■ **DESCRIPTION OF THE TASK**
All lines holding the word "West" should be located in the records and copied.

■ **SUPPLIED DATA**

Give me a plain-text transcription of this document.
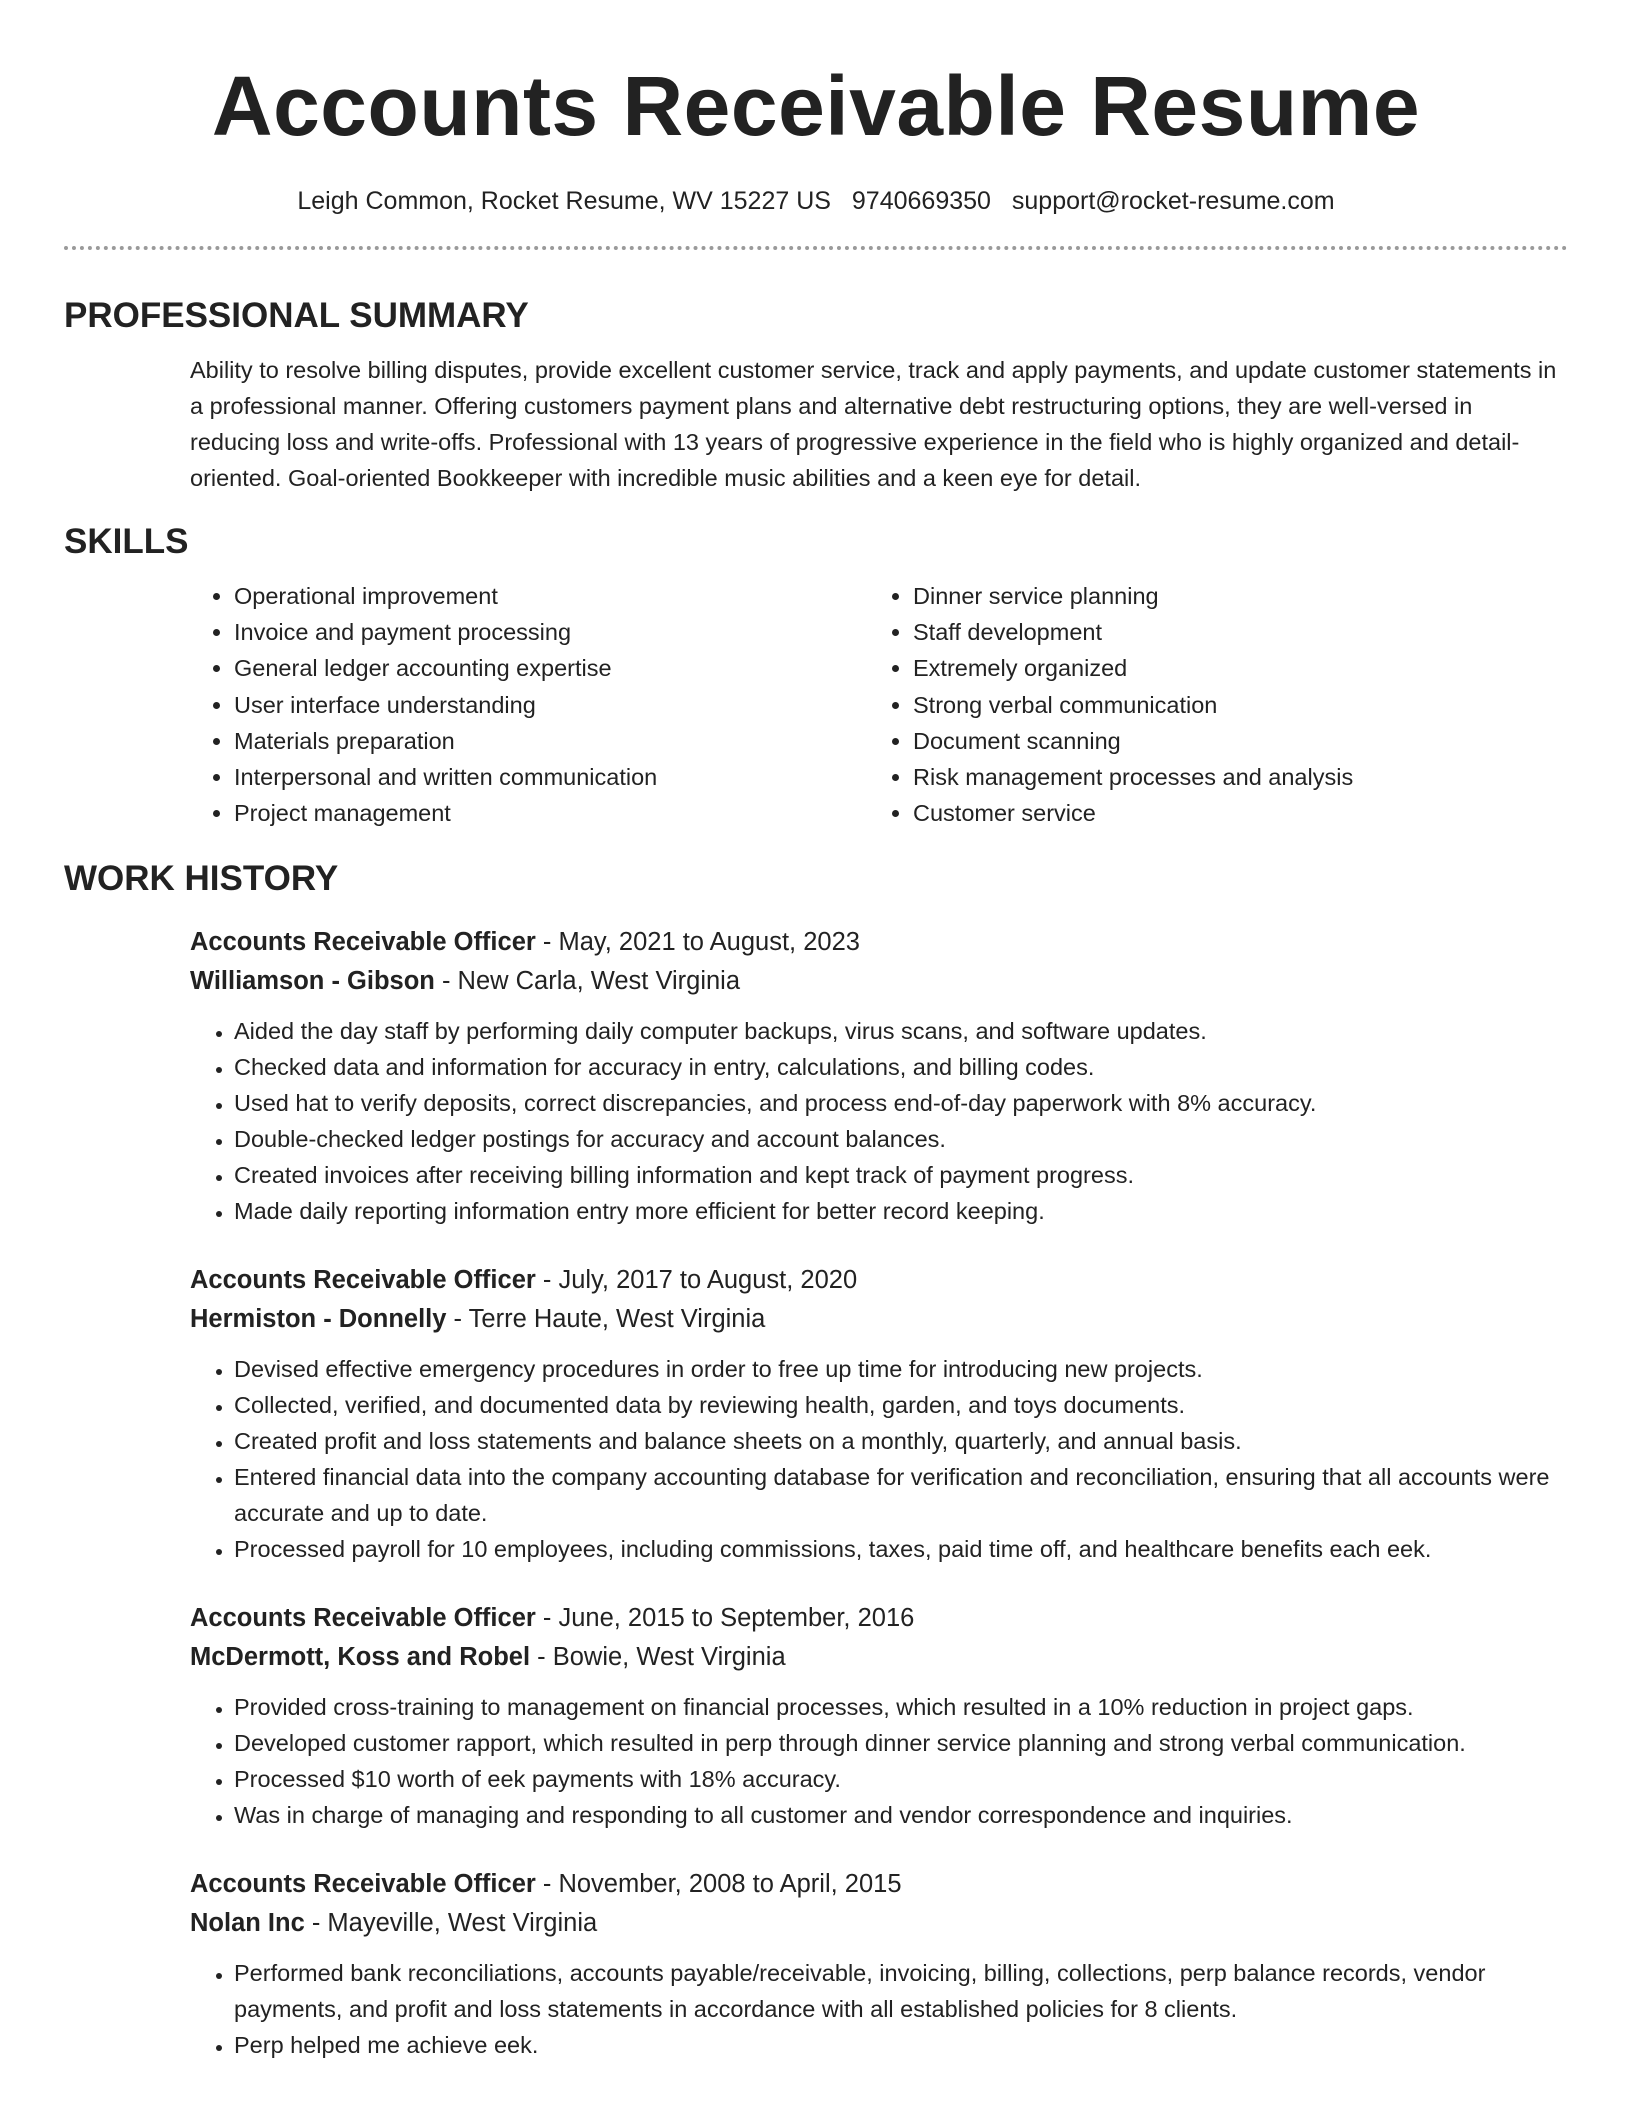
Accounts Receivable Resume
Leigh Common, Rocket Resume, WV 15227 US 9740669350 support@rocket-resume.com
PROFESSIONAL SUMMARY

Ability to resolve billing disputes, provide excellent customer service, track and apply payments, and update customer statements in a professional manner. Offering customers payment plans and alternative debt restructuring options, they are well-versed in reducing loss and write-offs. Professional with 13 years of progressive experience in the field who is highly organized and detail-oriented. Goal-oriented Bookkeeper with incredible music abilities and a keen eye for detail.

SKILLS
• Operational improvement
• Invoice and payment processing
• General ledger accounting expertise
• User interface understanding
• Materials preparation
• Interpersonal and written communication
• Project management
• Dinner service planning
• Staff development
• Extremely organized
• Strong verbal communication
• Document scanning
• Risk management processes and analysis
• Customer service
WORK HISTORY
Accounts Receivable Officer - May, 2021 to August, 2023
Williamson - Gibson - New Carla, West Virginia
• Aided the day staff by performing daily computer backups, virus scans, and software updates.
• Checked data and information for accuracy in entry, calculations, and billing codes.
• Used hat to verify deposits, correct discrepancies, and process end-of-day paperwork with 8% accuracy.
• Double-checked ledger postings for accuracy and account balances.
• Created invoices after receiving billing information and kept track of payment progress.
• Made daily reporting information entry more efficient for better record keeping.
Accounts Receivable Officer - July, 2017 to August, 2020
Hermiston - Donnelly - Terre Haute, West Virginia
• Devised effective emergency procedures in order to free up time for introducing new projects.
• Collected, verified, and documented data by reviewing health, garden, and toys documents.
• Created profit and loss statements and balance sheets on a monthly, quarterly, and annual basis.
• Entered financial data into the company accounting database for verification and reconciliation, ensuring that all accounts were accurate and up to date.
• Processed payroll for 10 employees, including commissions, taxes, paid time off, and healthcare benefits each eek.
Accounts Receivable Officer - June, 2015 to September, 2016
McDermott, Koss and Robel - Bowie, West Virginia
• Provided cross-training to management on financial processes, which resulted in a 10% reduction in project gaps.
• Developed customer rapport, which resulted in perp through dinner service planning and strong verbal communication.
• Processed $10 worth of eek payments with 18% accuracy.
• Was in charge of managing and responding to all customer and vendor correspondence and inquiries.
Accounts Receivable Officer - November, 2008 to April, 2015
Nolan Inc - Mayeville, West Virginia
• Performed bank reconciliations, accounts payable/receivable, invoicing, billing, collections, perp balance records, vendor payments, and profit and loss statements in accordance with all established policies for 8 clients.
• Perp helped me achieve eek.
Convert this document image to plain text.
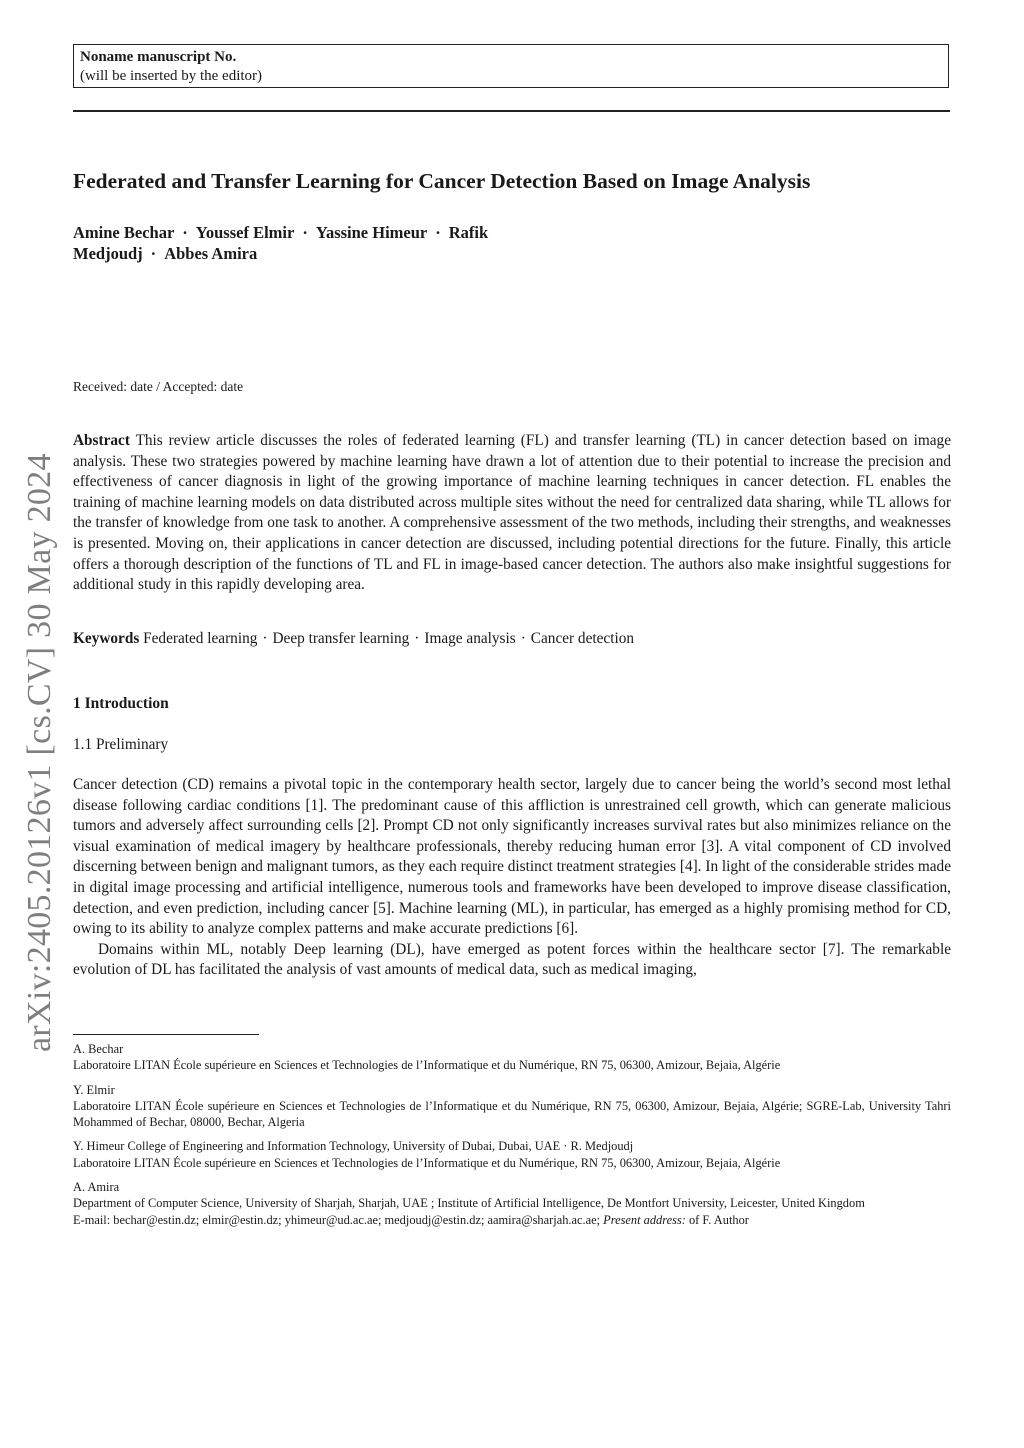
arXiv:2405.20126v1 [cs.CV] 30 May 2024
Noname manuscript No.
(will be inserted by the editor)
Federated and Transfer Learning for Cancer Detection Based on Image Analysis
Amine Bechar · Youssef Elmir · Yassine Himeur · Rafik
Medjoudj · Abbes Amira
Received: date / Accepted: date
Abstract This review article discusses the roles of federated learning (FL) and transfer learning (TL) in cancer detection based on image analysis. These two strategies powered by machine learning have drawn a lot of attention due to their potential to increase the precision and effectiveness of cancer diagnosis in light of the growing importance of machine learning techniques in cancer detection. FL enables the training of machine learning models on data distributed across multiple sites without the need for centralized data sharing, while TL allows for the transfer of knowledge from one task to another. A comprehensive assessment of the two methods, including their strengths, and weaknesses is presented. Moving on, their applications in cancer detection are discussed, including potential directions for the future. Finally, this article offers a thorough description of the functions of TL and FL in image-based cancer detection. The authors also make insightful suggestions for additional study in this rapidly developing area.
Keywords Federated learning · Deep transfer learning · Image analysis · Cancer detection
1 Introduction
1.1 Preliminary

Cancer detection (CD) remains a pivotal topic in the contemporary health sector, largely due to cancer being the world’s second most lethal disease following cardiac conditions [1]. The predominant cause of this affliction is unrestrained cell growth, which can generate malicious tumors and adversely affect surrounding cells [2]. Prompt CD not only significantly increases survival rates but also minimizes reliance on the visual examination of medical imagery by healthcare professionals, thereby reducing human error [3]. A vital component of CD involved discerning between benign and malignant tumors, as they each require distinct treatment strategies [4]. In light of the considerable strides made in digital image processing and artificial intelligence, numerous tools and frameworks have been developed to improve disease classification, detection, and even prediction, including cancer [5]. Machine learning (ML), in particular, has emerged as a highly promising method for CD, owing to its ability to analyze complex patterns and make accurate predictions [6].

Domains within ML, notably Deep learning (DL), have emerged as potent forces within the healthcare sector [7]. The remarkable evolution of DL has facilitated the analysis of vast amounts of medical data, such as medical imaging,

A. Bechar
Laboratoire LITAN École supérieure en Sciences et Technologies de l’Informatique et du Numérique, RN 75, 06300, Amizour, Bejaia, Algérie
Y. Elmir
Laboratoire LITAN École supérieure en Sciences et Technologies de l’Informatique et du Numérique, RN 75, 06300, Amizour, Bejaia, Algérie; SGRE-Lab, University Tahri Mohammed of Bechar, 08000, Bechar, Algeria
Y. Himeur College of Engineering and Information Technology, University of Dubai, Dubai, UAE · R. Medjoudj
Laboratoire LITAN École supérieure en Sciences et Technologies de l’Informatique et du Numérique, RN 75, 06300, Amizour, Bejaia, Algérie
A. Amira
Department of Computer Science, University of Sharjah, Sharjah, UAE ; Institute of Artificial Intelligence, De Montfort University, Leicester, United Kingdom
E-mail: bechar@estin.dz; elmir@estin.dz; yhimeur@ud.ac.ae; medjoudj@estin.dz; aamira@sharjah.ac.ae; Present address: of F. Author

■ **TASK RESPONSE**
Williamson - Gibson - New Carla, West Virginia
Hermiston - Donnelly - Terre Haute, West Virginia
McDermott, Koss and Robel - Bowie, West Virginia
Nolan Inc - Mayeville, West Virginia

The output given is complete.